**Written instruction**
Give the data again, word for word.

(Excerpts from a figure dataset)
--

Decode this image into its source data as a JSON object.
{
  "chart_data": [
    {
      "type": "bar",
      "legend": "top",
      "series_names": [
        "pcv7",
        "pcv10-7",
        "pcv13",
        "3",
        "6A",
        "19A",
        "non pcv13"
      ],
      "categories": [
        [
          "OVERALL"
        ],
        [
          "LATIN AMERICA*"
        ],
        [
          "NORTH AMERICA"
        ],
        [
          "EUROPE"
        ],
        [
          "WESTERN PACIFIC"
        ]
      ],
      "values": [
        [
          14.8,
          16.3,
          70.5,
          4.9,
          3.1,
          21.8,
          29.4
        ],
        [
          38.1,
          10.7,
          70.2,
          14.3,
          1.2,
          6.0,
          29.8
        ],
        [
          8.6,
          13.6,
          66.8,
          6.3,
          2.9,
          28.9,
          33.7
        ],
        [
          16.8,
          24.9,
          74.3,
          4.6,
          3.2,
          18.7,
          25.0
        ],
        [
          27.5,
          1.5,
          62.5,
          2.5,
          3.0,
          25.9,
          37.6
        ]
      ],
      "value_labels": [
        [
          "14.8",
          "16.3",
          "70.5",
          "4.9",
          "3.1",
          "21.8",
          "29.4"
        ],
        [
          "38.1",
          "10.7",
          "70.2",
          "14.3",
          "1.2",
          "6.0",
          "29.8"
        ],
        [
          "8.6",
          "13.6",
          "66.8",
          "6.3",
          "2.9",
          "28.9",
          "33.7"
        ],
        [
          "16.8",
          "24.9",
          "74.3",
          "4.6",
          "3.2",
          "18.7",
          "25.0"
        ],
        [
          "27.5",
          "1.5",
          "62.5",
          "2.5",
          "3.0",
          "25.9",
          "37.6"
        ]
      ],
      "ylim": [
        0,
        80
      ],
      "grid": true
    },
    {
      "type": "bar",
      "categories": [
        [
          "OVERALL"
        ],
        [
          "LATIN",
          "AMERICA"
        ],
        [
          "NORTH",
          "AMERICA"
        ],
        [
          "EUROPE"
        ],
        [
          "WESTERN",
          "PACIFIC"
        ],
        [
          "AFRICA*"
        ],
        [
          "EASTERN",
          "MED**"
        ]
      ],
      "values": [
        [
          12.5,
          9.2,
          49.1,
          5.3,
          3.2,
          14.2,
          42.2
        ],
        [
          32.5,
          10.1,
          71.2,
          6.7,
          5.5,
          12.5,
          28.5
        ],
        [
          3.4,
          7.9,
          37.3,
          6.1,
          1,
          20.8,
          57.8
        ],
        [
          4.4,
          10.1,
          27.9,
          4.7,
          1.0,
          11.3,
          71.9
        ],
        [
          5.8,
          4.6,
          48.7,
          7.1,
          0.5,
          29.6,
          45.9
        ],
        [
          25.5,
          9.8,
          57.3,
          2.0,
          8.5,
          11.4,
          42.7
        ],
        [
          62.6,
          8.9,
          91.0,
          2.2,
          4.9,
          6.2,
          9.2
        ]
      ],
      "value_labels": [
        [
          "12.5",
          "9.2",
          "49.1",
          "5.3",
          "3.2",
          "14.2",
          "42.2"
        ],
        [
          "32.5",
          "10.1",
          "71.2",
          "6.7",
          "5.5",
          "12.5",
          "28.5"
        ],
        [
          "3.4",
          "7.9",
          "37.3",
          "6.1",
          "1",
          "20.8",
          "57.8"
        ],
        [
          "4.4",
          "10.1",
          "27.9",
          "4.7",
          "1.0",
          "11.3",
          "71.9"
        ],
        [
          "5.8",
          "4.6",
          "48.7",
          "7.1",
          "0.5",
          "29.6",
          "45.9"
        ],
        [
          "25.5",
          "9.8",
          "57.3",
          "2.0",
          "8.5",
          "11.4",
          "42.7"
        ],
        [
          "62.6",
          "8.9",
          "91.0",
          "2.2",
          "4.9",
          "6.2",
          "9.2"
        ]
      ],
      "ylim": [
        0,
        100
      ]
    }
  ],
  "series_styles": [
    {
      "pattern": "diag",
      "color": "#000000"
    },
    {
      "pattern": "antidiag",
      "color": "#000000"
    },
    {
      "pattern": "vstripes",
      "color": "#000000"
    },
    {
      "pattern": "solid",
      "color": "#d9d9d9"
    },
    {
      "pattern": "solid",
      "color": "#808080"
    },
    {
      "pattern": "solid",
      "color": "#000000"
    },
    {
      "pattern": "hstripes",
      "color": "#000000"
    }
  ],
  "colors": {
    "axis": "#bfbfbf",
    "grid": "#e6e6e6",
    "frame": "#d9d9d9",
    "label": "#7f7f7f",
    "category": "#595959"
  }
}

--

**Result of the task**
Decode this image into its source data as a JSON object.
{
  "chart_data": [
    {
      "type": "bar",
      "legend": "top",
      "series_names": [
        "pcv7",
        "pcv10-7",
        "pcv13",
        "3",
        "6A",
        "19A",
        "non pcv13"
      ],
      "categories": [
        [
          "OVERALL"
        ],
        [
          "LATIN AMERICA*"
        ],
        [
          "NORTH AMERICA"
        ],
        [
          "EUROPE"
        ],
        [
          "WESTERN PACIFIC"
        ]
      ],
      "values": [
        [
          14.8,
          16.3,
          70.5,
          4.9,
          3.1,
          21.8,
          29.4
        ],
        [
          38.1,
          10.7,
          70.2,
          14.3,
          1.2,
          6.0,
          29.8
        ],
        [
          8.6,
          13.6,
          66.8,
          6.3,
          2.9,
          28.9,
          33.7
        ],
        [
          16.8,
          24.9,
          74.3,
          4.6,
          3.2,
          18.7,
          25.0
        ],
        [
          27.5,
          1.5,
          62.5,
          2.5,
          3.0,
          25.9,
          37.6
        ]
      ],
      "value_labels": [
        [
          "14.8",
          "16.3",
          "70.5",
          "4.9",
          "3.1",
          "21.8",
          "29.4"
        ],
        [
          "38.1",
          "10.7",
          "70.2",
          "14.3",
          "1.2",
          "6.0",
          "29.8"
        ],
        [
          "8.6",
          "13.6",
          "66.8",
          "6.3",
          "2.9",
          "28.9",
          "33.7"
        ],
        [
          "16.8",
          "24.9",
          "74.3",
          "4.6",
          "3.2",
          "18.7",
          "25.0"
        ],
        [
          "27.5",
          "1.5",
          "62.5",
          "2.5",
          "3.0",
          "25.9",
          "37.6"
        ]
      ],
      "ylim": [
        0,
        80
      ],
      "grid": true
    },
    {
      "type": "bar",
      "categories": [
        [
          "OVERALL"
        ],
        [
          "LATIN",
          "AMERICA"
        ],
        [
          "NORTH",
          "AMERICA"
        ],
        [
          "EUROPE"
        ],
        [
          "WESTERN",
          "PACIFIC"
        ],
        [
          "AFRICA*"
        ],
        [
          "EASTERN",
          "MED**"
        ]
      ],
      "values": [
        [
          12.5,
          9.2,
          49.1,
          5.3,
          3.2,
          14.2,
          42.2
        ],
        [
          32.5,
          10.1,
          71.2,
          6.7,
          5.5,
          12.5,
          28.5
        ],
        [
          3.4,
          7.9,
          37.3,
          6.1,
          1,
          20.8,
          57.8
        ],
        [
          4.4,
          10.1,
          27.9,
          4.7,
          1.0,
          11.3,
          71.9
        ],
        [
          5.8,
          4.6,
          48.7,
          7.1,
          0.5,
          29.6,
          45.9
        ],
        [
          25.5,
          9.8,
          57.3,
          2.0,
          8.5,
          11.4,
          42.7
        ],
        [
          62.6,
          8.9,
          91.0,
          2.2,
          4.9,
          6.2,
          9.2
        ]
      ],
      "value_labels": [
        [
          "12.5",
          "9.2",
          "49.1",
          "5.3",
          "3.2",
          "14.2",
          "42.2"
        ],
        [
          "32.5",
          "10.1",
          "71.2",
          "6.7",
          "5.5",
          "12.5",
          "28.5"
        ],
        [
          "3.4",
          "7.9",
          "37.3",
          "6.1",
          "1",
          "20.8",
          "57.8"
        ],
        [
          "4.4",
          "10.1",
          "27.9",
          "4.7",
          "1.0",
          "11.3",
          "71.9"
        ],
        [
          "5.8",
          "4.6",
          "48.7",
          "7.1",
          "0.5",
          "29.6",
          "45.9"
        ],
        [
          "25.5",
          "9.8",
          "57.3",
          "2.0",
          "8.5",
          "11.4",
          "42.7"
        ],
        [
          "62.6",
          "8.9",
          "91.0",
          "2.2",
          "4.9",
          "6.2",
          "9.2"
        ]
      ],
      "ylim": [
        0,
        100
      ]
    }
  ],
  "series_styles": [
    {
      "pattern": "diag",
      "color": "#000000"
    },
    {
      "pattern": "antidiag",
      "color": "#000000"
    },
    {
      "pattern": "vstripes",
      "color": "#000000"
    },
    {
      "pattern": "solid",
      "color": "#d9d9d9"
    },
    {
      "pattern": "solid",
      "color": "#808080"
    },
    {
      "pattern": "solid",
      "color": "#000000"
    },
    {
      "pattern": "hstripes",
      "color": "#000000"
    }
  ],
  "colors": {
    "axis": "#bfbfbf",
    "grid": "#e6e6e6",
    "frame": "#d9d9d9",
    "label": "#7f7f7f",
    "category": "#595959"
  }
}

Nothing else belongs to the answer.